* [INSTRUCTIONS TO FOLLOW]
Produce a word-for-word copy of the listing below without its pictures.

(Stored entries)

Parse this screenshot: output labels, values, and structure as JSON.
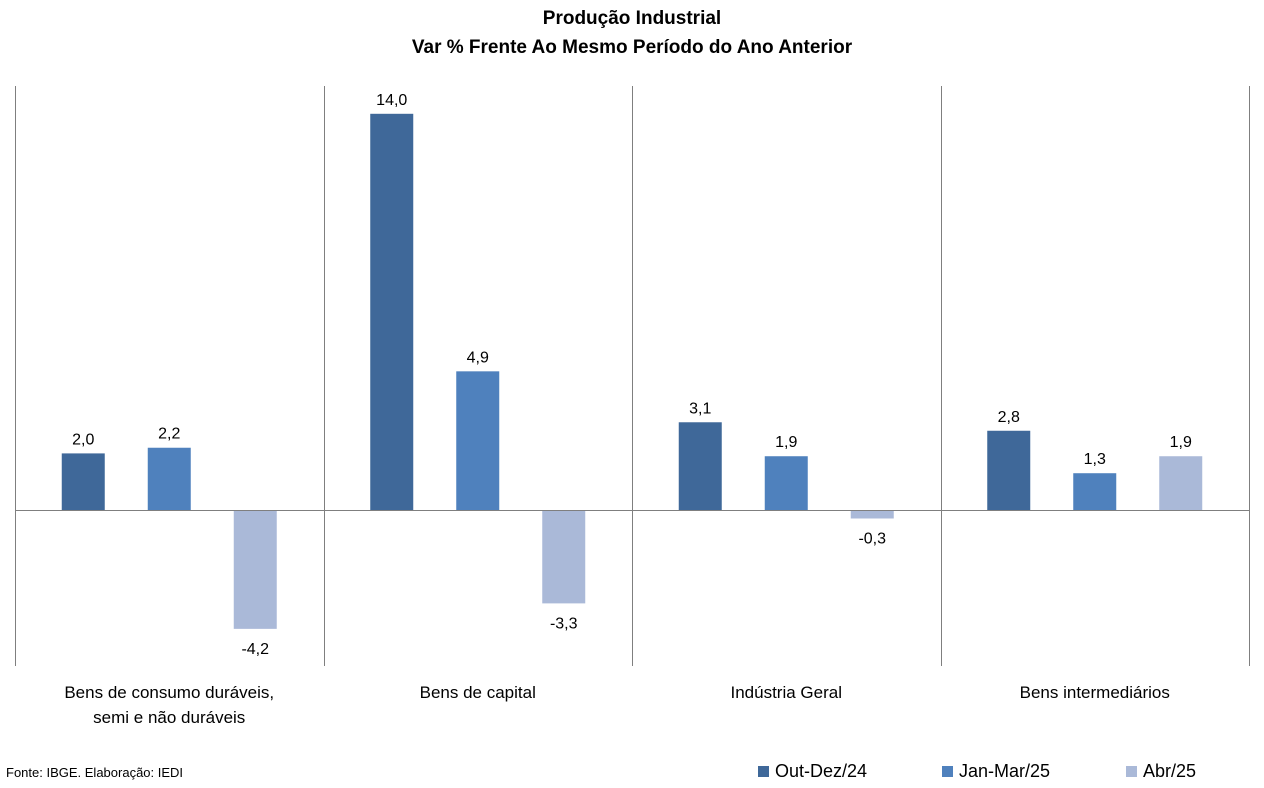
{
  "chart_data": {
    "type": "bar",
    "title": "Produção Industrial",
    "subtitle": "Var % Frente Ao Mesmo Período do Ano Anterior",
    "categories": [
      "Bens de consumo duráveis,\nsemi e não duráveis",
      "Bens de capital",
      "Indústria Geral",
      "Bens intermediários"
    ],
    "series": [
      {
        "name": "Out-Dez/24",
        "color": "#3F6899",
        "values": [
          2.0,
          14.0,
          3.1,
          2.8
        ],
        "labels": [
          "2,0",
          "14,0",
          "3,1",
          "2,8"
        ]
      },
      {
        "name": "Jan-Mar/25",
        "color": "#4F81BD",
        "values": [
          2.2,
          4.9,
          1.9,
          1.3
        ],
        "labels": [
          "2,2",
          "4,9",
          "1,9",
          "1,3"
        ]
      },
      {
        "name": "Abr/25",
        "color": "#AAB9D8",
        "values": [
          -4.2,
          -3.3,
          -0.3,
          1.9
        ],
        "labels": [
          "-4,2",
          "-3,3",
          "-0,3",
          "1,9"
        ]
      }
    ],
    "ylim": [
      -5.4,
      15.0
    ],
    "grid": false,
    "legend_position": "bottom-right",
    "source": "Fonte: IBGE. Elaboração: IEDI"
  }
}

* [ANSWER FOR THIS EXERCISE]
Parse this screenshot: output labels, values, and structure as JSON.
{
  "chart_data": {
    "type": "bar",
    "title": "Produção Industrial",
    "subtitle": "Var % Frente Ao Mesmo Período do Ano Anterior",
    "categories": [
      "Bens de consumo duráveis,\nsemi e não duráveis",
      "Bens de capital",
      "Indústria Geral",
      "Bens intermediários"
    ],
    "series": [
      {
        "name": "Out-Dez/24",
        "color": "#3F6899",
        "values": [
          2.0,
          14.0,
          3.1,
          2.8
        ],
        "labels": [
          "2,0",
          "14,0",
          "3,1",
          "2,8"
        ]
      },
      {
        "name": "Jan-Mar/25",
        "color": "#4F81BD",
        "values": [
          2.2,
          4.9,
          1.9,
          1.3
        ],
        "labels": [
          "2,2",
          "4,9",
          "1,9",
          "1,3"
        ]
      },
      {
        "name": "Abr/25",
        "color": "#AAB9D8",
        "values": [
          -4.2,
          -3.3,
          -0.3,
          1.9
        ],
        "labels": [
          "-4,2",
          "-3,3",
          "-0,3",
          "1,9"
        ]
      }
    ],
    "ylim": [
      -5.4,
      15.0
    ],
    "grid": false,
    "legend_position": "bottom-right",
    "source": "Fonte: IBGE. Elaboração: IEDI"
  }
}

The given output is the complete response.